[Saved entries]
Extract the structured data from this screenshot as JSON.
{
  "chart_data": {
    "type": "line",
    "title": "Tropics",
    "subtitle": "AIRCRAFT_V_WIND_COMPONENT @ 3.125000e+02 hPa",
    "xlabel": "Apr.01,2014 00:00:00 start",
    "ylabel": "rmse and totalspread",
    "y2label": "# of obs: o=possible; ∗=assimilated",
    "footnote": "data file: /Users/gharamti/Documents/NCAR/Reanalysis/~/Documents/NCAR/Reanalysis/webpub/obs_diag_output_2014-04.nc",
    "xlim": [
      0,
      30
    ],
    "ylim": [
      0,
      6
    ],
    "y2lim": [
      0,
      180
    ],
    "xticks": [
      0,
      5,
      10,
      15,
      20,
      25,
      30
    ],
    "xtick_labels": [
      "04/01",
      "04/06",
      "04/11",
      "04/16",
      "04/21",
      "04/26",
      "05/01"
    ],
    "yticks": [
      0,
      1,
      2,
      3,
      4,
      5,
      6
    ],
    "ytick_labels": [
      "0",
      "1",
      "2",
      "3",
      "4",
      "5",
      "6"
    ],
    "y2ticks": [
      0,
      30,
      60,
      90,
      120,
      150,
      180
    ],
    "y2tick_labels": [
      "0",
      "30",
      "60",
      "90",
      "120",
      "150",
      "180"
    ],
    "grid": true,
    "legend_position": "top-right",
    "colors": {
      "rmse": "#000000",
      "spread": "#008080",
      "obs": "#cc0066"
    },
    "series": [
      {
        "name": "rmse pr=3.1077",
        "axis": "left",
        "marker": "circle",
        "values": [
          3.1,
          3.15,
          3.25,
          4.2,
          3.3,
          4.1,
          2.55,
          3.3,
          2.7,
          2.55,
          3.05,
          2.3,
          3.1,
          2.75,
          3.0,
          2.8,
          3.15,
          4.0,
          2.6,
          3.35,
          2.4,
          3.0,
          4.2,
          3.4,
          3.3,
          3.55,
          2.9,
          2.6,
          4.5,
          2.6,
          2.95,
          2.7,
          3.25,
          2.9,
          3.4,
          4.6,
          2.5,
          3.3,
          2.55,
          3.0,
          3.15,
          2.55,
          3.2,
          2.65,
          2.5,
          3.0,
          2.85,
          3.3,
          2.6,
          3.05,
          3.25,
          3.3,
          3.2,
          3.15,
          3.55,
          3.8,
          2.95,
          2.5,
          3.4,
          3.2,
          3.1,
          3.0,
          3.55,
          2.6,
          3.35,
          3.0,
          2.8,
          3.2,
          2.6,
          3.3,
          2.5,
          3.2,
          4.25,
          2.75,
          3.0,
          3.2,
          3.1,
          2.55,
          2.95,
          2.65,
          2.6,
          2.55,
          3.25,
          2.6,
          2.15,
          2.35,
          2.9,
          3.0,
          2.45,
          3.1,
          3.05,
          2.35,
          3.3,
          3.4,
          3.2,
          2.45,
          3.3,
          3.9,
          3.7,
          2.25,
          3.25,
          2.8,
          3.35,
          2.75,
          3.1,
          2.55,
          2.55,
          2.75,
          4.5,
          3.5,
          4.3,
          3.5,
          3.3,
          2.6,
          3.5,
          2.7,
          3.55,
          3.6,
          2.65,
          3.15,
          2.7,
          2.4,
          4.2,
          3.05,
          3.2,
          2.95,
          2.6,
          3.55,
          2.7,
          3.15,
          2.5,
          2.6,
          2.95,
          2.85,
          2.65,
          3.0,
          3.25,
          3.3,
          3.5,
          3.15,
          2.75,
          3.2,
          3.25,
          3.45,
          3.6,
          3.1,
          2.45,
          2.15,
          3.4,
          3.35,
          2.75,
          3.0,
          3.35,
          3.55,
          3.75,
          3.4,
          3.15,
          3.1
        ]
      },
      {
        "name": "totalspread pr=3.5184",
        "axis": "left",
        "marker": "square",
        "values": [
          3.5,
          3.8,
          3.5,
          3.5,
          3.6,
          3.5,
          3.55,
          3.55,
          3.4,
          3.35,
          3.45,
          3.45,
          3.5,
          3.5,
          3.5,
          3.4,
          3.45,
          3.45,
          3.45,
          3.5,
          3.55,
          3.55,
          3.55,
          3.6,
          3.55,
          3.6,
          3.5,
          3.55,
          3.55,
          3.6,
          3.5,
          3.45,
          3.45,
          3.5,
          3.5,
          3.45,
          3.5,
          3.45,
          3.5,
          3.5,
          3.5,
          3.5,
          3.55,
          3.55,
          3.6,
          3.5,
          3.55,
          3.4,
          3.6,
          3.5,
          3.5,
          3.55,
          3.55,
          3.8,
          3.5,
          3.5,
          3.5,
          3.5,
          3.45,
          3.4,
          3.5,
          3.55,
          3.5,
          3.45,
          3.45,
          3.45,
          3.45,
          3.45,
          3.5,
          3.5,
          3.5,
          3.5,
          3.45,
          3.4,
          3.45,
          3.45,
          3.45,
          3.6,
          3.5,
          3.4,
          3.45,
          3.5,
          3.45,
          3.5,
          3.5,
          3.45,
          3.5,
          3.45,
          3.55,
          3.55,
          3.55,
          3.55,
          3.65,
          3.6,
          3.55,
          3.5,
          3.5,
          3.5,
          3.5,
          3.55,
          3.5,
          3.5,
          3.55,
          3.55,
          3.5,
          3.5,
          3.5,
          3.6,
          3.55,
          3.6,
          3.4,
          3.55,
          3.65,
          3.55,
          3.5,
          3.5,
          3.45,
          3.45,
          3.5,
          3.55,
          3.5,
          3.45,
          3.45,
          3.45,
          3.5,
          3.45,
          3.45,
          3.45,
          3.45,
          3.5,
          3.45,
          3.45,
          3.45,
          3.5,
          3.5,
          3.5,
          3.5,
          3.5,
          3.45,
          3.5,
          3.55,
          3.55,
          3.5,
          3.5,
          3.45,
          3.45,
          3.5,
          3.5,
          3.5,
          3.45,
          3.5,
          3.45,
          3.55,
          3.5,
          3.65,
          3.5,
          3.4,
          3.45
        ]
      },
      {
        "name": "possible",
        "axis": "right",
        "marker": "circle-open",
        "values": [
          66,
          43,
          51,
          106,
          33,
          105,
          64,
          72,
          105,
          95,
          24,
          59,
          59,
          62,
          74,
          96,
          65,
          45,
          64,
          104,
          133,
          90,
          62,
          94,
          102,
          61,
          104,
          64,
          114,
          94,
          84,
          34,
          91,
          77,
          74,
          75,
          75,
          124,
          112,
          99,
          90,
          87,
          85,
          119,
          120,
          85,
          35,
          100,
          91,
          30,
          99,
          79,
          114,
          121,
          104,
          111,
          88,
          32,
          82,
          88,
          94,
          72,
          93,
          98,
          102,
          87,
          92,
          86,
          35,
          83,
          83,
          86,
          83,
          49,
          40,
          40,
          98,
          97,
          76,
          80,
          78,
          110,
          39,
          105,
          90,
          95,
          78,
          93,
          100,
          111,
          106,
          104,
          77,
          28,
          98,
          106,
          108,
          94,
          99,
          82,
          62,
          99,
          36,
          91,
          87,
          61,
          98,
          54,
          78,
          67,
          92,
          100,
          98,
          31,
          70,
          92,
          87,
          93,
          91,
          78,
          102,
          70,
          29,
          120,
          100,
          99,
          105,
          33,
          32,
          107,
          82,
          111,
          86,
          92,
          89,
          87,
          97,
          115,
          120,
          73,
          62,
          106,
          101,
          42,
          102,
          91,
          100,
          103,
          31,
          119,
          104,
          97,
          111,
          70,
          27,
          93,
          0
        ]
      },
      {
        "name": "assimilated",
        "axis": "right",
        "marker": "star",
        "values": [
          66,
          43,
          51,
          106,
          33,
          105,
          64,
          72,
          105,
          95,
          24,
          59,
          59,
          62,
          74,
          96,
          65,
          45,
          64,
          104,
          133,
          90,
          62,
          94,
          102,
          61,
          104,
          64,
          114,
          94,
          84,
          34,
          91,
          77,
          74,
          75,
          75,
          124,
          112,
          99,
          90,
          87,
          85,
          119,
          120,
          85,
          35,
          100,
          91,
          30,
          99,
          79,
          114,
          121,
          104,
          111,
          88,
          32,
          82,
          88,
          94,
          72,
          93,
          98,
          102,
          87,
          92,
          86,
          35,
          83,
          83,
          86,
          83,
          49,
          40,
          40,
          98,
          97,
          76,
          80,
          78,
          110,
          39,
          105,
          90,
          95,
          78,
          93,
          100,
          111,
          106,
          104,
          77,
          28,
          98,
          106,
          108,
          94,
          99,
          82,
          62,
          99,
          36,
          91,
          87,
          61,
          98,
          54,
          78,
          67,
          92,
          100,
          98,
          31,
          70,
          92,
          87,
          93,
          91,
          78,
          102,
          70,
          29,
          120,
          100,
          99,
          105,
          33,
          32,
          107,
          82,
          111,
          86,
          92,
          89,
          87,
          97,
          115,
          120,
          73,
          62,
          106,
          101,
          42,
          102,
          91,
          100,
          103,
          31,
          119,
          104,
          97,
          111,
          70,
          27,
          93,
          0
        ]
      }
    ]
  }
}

WHAT YOU SHOULD DO
Search the data for "name". Copy every line that has it.

SOLUTION
        "name": "rmse pr=3.1077",
        "name": "totalspread pr=3.5184",
        "name": "possible",
        "name": "assimilated",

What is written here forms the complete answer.